* START *
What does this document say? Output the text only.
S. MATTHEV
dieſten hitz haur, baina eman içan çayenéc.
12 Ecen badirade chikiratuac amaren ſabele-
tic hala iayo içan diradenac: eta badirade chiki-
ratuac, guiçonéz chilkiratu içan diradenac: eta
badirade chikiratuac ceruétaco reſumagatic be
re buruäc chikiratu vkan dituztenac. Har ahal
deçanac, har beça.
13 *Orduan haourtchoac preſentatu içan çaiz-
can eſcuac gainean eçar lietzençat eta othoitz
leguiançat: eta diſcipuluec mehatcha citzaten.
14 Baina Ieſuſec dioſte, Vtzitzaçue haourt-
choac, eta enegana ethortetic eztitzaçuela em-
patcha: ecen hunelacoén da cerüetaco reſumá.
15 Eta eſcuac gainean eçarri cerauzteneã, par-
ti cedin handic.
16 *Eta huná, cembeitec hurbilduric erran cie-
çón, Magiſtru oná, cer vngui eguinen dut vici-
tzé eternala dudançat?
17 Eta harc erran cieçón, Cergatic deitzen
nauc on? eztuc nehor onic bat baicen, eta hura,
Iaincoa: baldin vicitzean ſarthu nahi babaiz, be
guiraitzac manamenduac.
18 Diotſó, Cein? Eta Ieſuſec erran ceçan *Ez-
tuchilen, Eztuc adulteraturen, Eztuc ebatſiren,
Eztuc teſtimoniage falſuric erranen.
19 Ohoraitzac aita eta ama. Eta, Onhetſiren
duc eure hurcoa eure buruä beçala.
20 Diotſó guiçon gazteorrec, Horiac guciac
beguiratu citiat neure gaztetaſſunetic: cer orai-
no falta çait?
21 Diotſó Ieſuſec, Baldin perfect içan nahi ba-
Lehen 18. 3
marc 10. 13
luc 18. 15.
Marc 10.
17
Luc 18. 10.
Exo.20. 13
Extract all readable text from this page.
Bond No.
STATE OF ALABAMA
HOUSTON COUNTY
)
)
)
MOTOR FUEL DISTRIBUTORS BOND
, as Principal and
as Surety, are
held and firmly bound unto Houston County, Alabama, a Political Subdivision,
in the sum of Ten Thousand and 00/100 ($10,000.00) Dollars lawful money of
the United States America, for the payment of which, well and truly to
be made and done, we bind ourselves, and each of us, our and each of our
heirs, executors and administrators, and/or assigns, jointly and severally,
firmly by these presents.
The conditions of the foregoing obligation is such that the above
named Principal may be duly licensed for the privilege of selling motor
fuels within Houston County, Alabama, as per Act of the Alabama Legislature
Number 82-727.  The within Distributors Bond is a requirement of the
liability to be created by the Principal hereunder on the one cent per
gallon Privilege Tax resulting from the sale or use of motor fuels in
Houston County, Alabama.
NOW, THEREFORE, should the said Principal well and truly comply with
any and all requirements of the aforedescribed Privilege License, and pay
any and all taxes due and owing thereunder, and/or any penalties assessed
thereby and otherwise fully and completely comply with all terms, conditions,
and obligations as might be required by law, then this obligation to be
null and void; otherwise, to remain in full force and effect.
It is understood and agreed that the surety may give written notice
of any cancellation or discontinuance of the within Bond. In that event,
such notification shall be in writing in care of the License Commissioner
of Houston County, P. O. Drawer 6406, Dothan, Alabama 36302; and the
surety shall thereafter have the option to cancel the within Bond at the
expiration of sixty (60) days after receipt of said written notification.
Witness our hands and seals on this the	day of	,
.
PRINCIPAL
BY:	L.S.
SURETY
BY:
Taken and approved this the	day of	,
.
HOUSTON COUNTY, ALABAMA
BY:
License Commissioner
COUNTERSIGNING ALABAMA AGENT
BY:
* END *
--- What is needed ---
For each line in the data above that contains the string "this", extract the line.

--- Result of the task ---
What does this document say? Output the text only.
Extract all readable text from this page.
and obligations as might be required by law, then this obligation to be
Witness our hands and seals on this the	day of	,
Taken and approved this the	day of	,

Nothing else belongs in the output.